List every line in this data where the string "Minh" occurs.

◆ **Entries provided**
⟨
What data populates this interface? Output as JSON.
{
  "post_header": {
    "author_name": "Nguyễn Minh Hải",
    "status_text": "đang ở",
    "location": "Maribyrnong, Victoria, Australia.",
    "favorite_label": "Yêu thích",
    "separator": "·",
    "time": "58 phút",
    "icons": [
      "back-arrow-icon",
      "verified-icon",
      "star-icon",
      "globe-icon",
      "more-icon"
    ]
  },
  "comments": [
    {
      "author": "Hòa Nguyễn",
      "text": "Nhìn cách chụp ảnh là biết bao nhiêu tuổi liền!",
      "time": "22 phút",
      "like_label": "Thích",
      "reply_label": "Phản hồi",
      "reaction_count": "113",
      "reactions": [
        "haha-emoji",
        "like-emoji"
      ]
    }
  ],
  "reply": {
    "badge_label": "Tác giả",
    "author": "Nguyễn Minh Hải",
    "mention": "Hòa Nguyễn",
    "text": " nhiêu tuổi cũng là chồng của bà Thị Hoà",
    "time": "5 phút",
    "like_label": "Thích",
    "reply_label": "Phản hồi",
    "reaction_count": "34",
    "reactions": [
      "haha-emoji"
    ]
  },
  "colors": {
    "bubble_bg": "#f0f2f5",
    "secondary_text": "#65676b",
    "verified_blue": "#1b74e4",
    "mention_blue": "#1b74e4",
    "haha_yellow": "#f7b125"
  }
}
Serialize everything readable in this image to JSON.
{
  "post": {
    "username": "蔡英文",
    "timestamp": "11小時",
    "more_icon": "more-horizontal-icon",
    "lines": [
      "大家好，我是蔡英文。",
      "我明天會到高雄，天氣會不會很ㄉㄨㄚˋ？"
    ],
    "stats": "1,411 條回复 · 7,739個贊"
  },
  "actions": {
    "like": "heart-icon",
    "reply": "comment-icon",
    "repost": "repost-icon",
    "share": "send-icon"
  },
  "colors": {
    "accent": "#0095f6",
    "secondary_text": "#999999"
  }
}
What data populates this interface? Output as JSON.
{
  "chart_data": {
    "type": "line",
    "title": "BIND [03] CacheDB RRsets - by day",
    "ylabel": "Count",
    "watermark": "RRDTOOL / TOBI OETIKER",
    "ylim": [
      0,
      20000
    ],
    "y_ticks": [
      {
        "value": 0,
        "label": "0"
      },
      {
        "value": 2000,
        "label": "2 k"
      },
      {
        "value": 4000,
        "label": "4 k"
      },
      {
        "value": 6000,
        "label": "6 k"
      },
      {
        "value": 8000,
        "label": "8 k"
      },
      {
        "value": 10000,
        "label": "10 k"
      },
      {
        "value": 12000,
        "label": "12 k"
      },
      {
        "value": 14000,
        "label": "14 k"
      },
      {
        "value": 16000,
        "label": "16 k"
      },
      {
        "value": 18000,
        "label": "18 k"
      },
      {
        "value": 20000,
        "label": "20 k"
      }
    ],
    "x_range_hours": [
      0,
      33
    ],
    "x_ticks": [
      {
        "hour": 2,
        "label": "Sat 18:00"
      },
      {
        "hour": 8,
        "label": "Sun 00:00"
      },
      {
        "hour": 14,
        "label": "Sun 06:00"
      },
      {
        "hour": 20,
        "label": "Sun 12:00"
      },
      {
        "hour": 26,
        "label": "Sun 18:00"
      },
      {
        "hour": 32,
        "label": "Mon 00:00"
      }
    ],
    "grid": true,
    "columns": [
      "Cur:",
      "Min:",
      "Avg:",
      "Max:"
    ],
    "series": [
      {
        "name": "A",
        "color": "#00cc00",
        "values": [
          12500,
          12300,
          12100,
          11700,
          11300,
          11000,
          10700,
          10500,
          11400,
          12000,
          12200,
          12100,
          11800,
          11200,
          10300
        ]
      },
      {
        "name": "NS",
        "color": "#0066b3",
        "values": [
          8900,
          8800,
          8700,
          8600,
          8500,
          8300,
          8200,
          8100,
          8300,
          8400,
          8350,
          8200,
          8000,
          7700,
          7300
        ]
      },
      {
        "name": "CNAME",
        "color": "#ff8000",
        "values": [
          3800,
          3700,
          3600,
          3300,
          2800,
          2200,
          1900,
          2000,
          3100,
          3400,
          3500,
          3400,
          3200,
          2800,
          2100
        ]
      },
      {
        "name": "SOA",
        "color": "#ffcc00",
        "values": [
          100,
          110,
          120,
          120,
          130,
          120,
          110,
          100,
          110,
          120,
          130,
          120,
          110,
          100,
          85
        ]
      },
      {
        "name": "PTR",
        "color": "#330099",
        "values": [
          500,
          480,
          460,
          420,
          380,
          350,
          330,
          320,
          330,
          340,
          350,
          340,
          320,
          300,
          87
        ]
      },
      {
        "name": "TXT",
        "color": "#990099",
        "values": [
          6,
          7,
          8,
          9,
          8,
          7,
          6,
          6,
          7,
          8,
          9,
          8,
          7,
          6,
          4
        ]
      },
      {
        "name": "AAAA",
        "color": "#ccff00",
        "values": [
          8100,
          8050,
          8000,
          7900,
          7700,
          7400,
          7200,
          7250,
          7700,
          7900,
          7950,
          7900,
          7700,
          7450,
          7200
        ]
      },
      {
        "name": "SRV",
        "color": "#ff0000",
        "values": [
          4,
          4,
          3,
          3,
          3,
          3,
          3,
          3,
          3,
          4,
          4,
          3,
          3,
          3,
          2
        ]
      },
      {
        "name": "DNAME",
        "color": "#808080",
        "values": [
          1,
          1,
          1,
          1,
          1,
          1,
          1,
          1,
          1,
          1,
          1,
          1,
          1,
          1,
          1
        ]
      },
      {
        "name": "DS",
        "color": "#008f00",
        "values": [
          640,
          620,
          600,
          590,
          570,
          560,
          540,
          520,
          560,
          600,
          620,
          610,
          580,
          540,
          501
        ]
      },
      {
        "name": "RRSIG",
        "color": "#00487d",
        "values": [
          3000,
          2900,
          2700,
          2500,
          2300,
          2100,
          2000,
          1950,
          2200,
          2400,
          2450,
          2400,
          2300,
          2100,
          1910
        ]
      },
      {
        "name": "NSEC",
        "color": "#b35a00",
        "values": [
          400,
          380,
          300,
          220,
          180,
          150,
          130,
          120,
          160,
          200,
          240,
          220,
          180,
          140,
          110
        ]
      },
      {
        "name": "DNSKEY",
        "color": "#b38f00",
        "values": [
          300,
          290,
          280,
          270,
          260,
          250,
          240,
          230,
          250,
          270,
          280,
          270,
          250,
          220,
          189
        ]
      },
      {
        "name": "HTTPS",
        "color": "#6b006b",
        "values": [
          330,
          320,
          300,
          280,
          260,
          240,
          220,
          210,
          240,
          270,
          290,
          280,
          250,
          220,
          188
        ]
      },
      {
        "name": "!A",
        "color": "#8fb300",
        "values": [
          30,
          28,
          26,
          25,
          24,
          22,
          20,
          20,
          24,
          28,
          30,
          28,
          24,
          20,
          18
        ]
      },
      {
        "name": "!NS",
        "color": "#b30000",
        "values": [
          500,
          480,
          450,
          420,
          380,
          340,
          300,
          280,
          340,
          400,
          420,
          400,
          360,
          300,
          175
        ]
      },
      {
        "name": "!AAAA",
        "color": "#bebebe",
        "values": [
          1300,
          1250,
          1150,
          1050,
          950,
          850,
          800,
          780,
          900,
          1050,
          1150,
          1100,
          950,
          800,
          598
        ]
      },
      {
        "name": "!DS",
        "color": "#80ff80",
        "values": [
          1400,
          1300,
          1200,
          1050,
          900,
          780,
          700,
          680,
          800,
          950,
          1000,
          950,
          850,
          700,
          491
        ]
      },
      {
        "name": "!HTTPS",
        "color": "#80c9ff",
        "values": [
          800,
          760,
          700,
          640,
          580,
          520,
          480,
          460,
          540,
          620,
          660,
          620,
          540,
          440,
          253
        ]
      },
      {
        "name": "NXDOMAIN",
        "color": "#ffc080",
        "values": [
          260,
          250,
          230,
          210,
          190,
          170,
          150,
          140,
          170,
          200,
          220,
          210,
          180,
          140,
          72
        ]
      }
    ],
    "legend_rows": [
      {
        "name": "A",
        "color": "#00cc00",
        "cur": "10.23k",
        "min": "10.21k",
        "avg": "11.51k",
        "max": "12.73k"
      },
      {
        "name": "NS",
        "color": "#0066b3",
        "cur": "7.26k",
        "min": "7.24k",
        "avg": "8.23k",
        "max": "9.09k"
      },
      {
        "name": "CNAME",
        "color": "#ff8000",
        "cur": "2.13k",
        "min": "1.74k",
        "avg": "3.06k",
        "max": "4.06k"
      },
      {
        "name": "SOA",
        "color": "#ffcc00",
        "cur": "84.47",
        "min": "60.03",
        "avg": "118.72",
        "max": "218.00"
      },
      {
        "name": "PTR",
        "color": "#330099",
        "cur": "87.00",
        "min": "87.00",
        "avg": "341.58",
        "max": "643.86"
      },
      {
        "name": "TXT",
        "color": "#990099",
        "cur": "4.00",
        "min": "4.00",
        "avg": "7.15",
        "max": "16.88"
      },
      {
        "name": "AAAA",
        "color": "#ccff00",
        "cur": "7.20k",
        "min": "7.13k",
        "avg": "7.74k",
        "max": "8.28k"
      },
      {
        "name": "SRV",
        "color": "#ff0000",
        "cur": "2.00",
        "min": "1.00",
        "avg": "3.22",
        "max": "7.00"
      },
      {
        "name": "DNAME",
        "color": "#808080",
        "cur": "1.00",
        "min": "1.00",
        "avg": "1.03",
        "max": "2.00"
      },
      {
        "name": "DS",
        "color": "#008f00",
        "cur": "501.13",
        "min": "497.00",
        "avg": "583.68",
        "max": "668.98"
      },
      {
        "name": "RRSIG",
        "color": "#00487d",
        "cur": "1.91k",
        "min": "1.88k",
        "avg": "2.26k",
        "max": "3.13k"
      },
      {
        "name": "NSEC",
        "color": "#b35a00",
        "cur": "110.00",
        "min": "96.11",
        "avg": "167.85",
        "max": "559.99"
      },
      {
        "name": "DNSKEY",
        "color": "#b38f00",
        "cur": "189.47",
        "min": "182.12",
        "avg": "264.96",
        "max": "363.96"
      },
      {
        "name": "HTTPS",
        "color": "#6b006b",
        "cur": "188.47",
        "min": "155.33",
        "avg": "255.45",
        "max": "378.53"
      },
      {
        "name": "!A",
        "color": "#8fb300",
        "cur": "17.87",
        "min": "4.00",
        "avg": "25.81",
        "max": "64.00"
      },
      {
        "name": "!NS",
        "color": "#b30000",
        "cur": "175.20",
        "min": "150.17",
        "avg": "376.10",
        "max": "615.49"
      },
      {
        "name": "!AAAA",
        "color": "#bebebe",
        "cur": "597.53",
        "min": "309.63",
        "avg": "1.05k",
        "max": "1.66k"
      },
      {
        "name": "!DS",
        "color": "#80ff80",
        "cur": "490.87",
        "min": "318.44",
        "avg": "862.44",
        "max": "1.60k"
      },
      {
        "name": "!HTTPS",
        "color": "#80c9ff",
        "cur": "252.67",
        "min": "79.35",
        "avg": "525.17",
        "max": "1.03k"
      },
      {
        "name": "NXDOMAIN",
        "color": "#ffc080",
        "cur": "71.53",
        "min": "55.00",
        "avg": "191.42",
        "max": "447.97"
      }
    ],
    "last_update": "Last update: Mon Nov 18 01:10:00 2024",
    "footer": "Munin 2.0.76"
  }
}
⟩
◆ **Task answer**
    "author_name": "Nguyễn Minh Hải",
    "author": "Nguyễn Minh Hải",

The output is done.